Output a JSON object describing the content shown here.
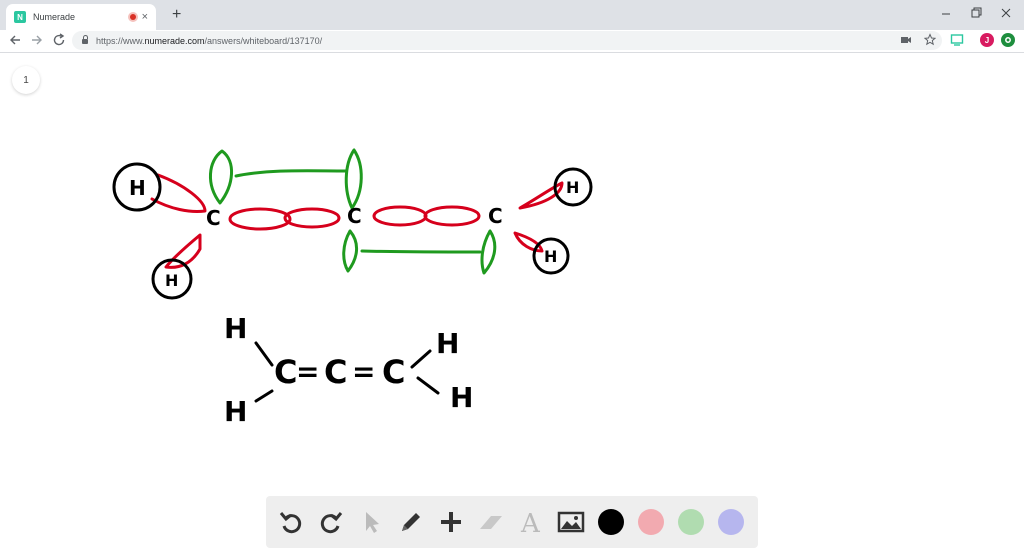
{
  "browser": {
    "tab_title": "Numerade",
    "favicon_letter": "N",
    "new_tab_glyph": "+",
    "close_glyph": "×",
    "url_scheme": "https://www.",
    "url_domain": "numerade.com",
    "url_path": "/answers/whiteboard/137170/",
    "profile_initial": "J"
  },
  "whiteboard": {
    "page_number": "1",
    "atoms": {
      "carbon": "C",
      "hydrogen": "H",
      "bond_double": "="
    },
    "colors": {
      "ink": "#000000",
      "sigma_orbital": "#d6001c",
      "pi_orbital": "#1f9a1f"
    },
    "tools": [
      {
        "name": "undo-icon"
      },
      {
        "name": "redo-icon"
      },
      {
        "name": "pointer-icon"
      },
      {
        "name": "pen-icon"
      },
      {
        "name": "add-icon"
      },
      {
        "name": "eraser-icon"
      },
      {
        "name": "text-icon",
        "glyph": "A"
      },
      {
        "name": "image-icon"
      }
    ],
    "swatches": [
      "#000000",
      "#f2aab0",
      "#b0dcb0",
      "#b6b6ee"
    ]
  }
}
◆ ◆ ◆ ◆ ◆ ◆ ◆
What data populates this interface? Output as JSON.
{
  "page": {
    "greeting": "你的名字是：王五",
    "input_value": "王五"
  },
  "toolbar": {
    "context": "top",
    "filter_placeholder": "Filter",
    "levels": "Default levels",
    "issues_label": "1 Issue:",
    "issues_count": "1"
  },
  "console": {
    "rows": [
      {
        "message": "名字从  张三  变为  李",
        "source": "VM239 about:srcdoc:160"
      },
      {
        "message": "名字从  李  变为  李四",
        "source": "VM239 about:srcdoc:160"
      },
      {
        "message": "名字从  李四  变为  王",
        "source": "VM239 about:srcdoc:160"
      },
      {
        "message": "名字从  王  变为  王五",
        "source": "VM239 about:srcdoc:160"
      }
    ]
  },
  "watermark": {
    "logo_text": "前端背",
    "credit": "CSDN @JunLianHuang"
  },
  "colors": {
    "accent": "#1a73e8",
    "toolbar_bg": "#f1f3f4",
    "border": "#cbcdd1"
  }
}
◆ ◆ ◆ ◆ ◆ ◆ ◆
Find the word "name" in the data and copy out each line where it turns up.

        "name": "undo-icon"
        "name": "redo-icon"
        "name": "pointer-icon"
        "name": "pen-icon"
        "name": "add-icon"
        "name": "eraser-icon"
        "name": "text-icon",
        "name": "image-icon"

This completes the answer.